>>>>>

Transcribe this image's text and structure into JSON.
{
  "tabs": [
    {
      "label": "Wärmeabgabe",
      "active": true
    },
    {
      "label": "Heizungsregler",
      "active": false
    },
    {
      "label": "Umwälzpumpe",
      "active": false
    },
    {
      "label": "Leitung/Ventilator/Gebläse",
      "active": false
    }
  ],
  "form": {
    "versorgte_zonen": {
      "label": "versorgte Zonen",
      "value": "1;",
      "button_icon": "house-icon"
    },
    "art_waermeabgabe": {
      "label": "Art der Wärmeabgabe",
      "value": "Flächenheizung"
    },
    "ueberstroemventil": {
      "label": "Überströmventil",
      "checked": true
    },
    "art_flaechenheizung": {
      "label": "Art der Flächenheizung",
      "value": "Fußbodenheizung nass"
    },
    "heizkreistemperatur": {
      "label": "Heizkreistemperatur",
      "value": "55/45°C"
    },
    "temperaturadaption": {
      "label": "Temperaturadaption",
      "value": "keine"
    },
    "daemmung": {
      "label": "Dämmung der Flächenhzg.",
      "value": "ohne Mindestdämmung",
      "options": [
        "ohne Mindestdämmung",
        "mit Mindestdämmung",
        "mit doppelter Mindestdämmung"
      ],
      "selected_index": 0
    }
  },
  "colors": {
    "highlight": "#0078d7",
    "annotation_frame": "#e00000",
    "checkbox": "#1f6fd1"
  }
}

<<<<<

YOUR GOAL:
Extract every record. Keep wording exact.

CORRECT ANSWER:
Transcribe this image's text and structure into JSON.
{
  "tabs": [
    {
      "label": "Wärmeabgabe",
      "active": true
    },
    {
      "label": "Heizungsregler",
      "active": false
    },
    {
      "label": "Umwälzpumpe",
      "active": false
    },
    {
      "label": "Leitung/Ventilator/Gebläse",
      "active": false
    }
  ],
  "form": {
    "versorgte_zonen": {
      "label": "versorgte Zonen",
      "value": "1;",
      "button_icon": "house-icon"
    },
    "art_waermeabgabe": {
      "label": "Art der Wärmeabgabe",
      "value": "Flächenheizung"
    },
    "ueberstroemventil": {
      "label": "Überströmventil",
      "checked": true
    },
    "art_flaechenheizung": {
      "label": "Art der Flächenheizung",
      "value": "Fußbodenheizung nass"
    },
    "heizkreistemperatur": {
      "label": "Heizkreistemperatur",
      "value": "55/45°C"
    },
    "temperaturadaption": {
      "label": "Temperaturadaption",
      "value": "keine"
    },
    "daemmung": {
      "label": "Dämmung der Flächenhzg.",
      "value": "ohne Mindestdämmung",
      "options": [
        "ohne Mindestdämmung",
        "mit Mindestdämmung",
        "mit doppelter Mindestdämmung"
      ],
      "selected_index": 0
    }
  },
  "colors": {
    "highlight": "#0078d7",
    "annotation_frame": "#e00000",
    "checkbox": "#1f6fd1"
  }
}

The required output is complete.